→ Goal:
Echo the lines of the listing from the line containing "Segment this screenshot: for" to the line containing "circle-icon[interactable]: ○ (1393, 947, 1428, 969)", inclusive, and nothing else.

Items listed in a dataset
----

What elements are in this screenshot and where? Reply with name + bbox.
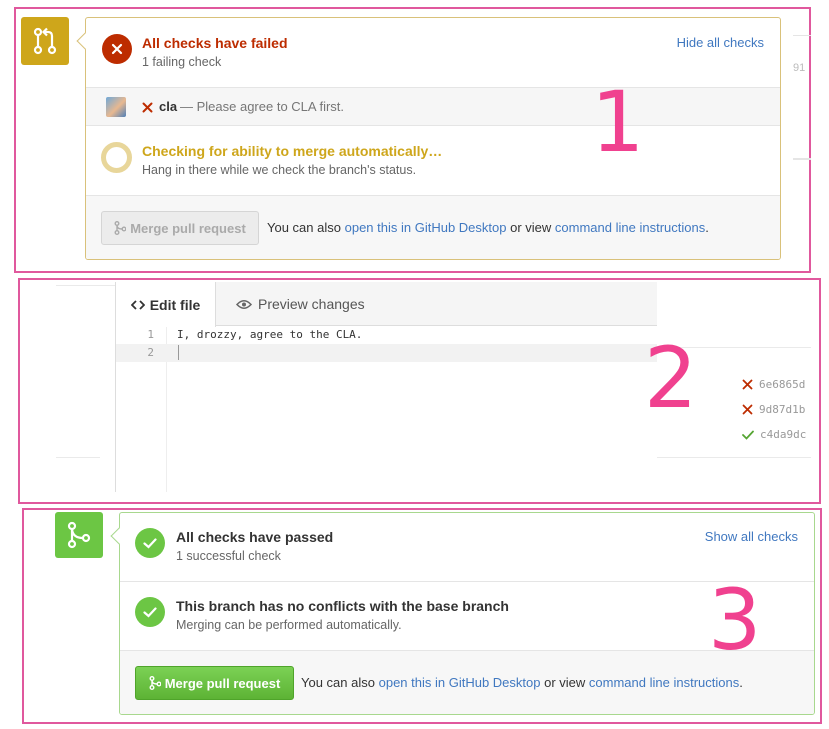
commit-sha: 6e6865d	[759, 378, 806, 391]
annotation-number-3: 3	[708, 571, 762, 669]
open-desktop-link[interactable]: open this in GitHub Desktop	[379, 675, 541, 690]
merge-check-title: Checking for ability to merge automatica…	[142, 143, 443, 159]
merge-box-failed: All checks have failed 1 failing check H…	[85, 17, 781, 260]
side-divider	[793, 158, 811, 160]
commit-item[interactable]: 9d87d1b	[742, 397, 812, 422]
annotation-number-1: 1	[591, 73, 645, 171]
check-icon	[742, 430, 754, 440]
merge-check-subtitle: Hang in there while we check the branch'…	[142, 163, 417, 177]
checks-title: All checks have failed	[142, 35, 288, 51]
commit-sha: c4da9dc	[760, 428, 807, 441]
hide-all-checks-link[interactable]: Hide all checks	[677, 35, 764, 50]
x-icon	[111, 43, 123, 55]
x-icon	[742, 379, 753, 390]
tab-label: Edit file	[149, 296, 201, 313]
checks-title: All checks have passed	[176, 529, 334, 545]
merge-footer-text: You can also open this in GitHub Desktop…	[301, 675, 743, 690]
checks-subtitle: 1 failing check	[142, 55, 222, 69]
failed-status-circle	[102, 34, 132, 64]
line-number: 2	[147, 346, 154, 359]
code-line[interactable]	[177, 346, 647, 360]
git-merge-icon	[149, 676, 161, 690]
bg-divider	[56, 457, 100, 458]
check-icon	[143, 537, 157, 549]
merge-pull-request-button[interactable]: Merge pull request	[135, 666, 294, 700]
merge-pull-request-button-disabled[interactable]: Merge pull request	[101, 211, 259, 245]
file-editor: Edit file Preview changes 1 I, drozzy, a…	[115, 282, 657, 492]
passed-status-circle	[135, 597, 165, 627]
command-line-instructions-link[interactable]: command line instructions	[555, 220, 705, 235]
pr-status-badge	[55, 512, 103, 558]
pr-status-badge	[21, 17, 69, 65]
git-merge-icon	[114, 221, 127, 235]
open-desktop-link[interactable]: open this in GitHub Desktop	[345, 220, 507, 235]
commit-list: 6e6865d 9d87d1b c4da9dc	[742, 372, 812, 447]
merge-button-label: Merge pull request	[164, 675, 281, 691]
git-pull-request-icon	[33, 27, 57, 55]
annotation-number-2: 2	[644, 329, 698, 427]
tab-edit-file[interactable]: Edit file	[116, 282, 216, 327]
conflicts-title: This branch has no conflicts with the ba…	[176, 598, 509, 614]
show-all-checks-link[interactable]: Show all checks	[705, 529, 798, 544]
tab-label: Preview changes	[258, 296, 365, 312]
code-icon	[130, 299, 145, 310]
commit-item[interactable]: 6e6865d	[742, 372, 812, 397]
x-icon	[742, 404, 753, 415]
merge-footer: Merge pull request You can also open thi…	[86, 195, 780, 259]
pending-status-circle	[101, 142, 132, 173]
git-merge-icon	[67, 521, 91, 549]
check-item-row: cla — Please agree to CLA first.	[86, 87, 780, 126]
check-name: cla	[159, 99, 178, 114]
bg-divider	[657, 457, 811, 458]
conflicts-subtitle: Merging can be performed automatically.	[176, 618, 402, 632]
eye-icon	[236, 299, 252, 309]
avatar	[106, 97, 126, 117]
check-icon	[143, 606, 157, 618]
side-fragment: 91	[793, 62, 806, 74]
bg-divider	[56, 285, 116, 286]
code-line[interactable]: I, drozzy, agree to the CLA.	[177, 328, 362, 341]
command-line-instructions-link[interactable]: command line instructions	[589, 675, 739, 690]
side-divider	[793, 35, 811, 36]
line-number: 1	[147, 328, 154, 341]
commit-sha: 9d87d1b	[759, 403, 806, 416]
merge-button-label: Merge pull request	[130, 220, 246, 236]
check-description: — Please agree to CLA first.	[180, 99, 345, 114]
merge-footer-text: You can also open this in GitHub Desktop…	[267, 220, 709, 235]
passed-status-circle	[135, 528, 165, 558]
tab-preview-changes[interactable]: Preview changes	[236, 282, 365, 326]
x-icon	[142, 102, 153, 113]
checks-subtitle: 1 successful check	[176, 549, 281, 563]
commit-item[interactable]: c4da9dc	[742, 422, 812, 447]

----

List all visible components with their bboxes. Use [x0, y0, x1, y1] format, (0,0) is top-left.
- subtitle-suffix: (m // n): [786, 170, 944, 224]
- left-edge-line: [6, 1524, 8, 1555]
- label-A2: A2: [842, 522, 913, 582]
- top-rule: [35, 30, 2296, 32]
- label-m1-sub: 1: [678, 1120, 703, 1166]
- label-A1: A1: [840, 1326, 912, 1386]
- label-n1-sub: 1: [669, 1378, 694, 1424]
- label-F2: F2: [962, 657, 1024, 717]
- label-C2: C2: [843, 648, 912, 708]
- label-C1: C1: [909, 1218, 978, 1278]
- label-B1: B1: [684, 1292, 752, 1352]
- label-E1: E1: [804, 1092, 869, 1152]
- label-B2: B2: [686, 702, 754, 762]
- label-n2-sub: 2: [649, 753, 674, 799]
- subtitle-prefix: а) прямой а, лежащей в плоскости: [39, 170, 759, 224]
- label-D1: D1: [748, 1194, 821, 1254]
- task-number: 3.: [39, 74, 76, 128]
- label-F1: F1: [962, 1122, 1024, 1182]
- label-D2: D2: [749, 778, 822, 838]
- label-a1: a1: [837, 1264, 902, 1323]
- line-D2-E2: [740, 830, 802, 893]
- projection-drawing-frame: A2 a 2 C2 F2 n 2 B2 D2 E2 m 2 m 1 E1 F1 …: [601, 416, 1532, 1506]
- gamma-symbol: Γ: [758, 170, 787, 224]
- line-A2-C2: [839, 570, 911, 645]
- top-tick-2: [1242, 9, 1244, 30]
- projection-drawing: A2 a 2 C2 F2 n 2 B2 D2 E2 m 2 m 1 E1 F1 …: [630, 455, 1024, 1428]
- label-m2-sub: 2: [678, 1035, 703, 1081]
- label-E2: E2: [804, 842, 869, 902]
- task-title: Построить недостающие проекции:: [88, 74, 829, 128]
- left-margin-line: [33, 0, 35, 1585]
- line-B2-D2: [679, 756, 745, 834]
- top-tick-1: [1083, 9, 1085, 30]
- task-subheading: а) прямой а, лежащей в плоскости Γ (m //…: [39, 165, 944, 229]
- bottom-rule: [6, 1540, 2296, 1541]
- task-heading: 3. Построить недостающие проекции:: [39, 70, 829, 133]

----

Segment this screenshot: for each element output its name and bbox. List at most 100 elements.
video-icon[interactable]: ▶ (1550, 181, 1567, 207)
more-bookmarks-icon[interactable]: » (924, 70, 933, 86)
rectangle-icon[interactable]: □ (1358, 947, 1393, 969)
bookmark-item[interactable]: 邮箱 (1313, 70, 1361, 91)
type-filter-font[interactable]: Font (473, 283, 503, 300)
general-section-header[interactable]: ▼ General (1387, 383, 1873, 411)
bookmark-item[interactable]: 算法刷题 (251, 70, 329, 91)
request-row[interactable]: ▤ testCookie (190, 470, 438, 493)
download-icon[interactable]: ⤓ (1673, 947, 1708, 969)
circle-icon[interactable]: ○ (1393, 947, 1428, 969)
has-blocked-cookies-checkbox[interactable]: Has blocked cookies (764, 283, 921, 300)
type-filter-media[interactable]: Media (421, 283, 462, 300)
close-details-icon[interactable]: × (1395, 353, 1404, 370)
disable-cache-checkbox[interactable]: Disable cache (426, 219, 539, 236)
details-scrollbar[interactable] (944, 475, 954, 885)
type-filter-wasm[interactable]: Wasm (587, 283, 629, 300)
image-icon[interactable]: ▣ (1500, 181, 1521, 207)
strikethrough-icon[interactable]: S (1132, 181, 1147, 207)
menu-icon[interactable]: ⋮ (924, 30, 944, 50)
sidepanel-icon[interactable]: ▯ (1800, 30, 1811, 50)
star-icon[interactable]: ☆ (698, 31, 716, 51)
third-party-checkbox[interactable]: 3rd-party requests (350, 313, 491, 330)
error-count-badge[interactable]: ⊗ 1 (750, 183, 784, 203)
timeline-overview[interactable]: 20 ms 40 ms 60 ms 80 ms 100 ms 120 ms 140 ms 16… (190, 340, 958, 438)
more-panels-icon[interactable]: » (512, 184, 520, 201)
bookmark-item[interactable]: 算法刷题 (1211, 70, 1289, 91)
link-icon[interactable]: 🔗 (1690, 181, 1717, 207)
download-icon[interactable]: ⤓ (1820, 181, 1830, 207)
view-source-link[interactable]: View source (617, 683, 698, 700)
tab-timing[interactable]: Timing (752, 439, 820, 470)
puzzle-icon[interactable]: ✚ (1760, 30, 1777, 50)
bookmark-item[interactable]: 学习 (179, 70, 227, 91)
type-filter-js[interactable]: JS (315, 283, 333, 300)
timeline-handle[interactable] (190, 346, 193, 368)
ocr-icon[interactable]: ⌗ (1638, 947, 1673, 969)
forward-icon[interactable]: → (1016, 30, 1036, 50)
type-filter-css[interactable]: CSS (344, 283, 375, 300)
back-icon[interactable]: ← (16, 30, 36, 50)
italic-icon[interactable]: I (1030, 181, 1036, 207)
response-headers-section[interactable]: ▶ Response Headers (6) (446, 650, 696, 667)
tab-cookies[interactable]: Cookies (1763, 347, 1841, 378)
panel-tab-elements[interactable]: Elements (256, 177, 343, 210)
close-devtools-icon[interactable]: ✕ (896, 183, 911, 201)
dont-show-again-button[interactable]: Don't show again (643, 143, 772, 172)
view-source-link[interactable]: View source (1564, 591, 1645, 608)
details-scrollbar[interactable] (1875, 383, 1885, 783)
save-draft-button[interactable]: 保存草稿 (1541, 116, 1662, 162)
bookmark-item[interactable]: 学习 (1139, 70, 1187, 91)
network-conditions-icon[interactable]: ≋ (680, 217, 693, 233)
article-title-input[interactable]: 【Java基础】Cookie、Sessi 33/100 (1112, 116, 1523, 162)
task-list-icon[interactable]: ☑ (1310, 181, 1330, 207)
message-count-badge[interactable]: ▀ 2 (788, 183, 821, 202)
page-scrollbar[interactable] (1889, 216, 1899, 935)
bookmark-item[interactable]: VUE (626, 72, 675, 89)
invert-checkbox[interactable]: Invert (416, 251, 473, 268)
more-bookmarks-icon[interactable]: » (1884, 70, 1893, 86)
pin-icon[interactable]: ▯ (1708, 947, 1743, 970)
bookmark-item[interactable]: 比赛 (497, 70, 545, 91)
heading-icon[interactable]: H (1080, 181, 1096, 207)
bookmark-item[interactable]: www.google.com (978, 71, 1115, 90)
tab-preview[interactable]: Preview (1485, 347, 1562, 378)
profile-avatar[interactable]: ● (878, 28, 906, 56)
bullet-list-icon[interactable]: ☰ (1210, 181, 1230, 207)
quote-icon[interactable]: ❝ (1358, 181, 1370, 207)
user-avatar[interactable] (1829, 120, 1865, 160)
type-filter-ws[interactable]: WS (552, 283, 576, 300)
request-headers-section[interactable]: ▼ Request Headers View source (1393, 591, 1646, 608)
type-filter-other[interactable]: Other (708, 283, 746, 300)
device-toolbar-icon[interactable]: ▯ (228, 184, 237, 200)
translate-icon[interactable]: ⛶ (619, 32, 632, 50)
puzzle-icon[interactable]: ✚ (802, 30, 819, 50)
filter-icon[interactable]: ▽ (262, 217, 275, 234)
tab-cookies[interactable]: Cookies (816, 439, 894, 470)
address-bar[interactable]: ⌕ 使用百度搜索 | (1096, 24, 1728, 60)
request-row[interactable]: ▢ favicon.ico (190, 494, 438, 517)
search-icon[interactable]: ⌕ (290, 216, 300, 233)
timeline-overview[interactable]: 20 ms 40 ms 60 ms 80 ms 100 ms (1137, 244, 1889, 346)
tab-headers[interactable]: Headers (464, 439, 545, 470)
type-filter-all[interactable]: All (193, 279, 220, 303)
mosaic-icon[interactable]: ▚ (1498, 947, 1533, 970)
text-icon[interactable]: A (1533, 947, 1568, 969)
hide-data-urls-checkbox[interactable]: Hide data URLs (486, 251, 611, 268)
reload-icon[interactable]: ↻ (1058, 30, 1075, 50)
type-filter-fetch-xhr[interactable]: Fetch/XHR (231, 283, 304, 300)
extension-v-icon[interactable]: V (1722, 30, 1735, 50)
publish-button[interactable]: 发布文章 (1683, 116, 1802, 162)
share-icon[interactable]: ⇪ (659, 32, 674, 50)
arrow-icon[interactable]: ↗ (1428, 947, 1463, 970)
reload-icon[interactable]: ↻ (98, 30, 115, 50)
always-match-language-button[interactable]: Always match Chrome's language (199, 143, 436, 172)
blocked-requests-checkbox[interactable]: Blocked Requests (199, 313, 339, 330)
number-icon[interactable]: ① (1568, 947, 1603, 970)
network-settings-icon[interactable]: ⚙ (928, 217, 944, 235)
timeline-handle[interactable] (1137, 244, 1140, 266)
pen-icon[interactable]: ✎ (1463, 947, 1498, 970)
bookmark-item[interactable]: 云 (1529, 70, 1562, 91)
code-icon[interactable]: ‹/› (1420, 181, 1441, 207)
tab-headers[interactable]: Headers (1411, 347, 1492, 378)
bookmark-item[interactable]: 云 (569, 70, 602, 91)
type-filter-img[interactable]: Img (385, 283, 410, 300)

----

→ Answer to this task:
Segment this screenshot: for each element output its name and bbox. List at most 100 elements.
video-icon[interactable]: ▶ (1550, 181, 1567, 207)
more-bookmarks-icon[interactable]: » (924, 70, 933, 86)
rectangle-icon[interactable]: □ (1358, 947, 1393, 969)
bookmark-item[interactable]: 邮箱 (1313, 70, 1361, 91)
type-filter-font[interactable]: Font (473, 283, 503, 300)
general-section-header[interactable]: ▼ General (1387, 383, 1873, 411)
bookmark-item[interactable]: 算法刷题 (251, 70, 329, 91)
request-row[interactable]: ▤ testCookie (190, 470, 438, 493)
download-icon[interactable]: ⤓ (1673, 947, 1708, 969)
circle-icon[interactable]: ○ (1393, 947, 1428, 969)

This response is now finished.